GIVEN EXERCISE:
In the material below, identify each line bearing the word "انقض". Reproduce those lines.

** START OF PROVIDED RECORDS **

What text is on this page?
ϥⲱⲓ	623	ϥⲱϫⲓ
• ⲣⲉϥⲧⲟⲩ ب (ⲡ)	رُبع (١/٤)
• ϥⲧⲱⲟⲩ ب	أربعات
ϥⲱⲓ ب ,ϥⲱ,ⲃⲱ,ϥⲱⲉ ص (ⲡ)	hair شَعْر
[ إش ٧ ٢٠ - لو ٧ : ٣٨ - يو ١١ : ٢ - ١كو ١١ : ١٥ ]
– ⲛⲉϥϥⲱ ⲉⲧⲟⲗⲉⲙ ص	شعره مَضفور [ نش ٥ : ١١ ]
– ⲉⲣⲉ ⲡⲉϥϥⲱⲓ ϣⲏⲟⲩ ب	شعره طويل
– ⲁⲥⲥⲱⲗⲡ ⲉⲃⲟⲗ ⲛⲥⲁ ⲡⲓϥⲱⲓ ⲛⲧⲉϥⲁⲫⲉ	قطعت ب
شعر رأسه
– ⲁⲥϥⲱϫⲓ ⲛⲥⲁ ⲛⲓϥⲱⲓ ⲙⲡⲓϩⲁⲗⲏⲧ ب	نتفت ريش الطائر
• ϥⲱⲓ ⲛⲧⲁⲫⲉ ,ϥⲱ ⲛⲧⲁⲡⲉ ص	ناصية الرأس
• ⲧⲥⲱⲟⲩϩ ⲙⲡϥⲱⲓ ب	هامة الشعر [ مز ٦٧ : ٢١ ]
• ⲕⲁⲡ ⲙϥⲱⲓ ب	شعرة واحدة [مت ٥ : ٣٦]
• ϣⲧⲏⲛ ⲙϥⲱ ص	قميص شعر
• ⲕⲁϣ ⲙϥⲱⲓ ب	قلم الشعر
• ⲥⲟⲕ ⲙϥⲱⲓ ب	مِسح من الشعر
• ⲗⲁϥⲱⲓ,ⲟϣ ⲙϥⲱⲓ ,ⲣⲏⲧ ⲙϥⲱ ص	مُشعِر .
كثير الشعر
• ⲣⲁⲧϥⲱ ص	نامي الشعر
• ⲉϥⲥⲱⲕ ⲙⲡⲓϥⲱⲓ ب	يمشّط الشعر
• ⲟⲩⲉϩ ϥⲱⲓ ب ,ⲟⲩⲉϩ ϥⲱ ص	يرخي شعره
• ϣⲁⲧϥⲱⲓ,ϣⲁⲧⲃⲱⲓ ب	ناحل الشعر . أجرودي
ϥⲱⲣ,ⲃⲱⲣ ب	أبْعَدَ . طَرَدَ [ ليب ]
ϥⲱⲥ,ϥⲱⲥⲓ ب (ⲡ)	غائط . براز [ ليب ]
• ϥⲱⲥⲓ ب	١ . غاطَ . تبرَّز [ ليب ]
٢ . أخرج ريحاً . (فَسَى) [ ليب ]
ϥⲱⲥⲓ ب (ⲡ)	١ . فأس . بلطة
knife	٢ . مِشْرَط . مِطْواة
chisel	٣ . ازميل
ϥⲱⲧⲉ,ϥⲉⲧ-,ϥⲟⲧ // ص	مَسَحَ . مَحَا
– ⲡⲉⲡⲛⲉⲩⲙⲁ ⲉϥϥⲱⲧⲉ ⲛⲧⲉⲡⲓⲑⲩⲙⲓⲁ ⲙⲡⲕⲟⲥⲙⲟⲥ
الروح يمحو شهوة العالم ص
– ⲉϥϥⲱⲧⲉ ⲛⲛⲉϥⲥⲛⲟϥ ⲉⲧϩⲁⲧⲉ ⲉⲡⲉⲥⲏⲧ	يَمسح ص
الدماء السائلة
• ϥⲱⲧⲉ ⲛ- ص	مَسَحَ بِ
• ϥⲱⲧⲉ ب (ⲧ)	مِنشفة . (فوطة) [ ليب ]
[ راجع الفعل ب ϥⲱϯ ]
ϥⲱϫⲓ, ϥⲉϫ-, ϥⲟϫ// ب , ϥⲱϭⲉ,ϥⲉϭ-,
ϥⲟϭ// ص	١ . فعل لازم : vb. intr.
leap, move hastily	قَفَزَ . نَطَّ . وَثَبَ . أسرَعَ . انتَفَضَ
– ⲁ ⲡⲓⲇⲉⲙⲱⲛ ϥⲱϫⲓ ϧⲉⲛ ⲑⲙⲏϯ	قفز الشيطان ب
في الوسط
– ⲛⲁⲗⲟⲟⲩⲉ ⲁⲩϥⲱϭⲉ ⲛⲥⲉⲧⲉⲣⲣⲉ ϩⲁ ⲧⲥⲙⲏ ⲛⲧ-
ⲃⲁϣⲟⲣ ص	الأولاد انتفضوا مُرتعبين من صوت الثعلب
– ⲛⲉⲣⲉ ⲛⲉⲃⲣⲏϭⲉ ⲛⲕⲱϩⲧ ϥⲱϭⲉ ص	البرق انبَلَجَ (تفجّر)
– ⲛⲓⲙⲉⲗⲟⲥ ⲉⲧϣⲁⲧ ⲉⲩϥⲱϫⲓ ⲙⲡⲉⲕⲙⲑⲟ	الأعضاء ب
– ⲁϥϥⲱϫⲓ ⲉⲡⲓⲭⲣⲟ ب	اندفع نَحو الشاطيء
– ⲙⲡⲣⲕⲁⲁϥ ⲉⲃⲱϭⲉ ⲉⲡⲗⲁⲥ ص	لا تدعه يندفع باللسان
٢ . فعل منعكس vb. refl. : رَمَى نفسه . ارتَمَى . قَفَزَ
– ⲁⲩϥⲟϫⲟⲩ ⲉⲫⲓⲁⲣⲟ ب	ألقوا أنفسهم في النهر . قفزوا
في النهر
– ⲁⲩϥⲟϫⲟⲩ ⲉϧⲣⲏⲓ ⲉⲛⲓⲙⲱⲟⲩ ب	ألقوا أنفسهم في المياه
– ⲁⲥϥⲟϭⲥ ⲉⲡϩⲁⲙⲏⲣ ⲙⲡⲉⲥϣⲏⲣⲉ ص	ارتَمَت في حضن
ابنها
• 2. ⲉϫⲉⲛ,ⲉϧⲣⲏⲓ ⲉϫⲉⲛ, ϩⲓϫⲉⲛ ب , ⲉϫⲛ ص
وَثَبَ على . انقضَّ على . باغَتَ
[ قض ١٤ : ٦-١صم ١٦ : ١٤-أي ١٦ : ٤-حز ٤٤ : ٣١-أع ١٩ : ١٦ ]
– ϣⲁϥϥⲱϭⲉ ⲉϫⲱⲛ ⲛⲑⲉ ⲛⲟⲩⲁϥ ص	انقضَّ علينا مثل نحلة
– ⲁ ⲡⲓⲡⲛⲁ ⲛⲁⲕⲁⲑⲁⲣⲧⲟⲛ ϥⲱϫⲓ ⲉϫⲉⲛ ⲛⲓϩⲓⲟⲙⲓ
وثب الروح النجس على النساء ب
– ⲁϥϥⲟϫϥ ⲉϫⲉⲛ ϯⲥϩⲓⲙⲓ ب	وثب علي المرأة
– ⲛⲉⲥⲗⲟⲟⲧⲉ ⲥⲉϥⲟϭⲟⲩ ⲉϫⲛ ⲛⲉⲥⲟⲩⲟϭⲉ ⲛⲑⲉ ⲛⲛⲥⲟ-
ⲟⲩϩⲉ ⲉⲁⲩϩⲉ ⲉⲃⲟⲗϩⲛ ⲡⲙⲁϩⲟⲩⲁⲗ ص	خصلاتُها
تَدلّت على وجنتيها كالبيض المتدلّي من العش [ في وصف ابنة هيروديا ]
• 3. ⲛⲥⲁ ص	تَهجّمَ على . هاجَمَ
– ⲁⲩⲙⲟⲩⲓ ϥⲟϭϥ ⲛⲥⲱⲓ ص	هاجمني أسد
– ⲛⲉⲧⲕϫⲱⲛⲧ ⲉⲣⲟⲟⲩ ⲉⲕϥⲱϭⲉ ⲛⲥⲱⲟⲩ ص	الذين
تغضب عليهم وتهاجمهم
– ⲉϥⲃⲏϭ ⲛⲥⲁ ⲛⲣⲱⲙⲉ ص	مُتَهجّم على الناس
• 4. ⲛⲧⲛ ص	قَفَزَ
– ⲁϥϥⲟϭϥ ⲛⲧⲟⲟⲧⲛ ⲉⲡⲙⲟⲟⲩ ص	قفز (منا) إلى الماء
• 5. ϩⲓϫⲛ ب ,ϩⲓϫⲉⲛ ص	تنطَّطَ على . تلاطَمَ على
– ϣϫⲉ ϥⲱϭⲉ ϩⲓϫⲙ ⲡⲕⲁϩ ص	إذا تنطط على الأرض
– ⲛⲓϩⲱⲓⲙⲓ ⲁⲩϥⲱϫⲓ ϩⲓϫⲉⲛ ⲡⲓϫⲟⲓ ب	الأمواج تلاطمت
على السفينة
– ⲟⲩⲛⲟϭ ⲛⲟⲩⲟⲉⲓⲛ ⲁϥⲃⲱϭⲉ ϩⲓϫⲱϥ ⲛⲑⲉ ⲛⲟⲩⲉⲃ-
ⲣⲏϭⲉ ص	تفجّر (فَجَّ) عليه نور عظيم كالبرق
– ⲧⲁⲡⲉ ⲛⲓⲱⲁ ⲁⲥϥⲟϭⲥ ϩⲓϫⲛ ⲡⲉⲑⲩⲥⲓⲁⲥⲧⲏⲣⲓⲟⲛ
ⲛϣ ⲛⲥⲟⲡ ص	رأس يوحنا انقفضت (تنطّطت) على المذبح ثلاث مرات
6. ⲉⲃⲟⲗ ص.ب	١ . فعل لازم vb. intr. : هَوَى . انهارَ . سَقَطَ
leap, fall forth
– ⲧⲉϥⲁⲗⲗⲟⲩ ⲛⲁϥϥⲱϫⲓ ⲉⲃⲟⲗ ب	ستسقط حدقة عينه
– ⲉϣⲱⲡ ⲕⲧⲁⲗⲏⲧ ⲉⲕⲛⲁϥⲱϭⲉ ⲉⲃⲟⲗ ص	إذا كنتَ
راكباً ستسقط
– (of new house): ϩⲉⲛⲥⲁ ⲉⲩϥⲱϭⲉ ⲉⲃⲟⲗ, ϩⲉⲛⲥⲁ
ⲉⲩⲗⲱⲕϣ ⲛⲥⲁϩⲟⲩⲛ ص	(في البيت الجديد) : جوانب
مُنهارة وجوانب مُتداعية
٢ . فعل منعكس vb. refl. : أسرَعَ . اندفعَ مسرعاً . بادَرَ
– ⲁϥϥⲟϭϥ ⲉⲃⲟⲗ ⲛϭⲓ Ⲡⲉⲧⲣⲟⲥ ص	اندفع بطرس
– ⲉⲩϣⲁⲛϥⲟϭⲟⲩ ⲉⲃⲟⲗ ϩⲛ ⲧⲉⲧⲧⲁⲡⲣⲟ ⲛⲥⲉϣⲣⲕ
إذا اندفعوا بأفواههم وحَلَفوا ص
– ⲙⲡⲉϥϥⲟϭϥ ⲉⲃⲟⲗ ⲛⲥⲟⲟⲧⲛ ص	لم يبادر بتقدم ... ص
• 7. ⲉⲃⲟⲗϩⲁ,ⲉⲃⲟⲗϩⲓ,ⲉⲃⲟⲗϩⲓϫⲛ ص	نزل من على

** END OF PROVIDED RECORDS **

THE REPLY:
وَثَبَ على . انقضَّ على . باغَتَ
– ϣⲁϥϥⲱϭⲉ ⲉϫⲱⲛ ⲛⲑⲉ ⲛⲟⲩⲁϥ ص	انقضَّ علينا مثل نحلة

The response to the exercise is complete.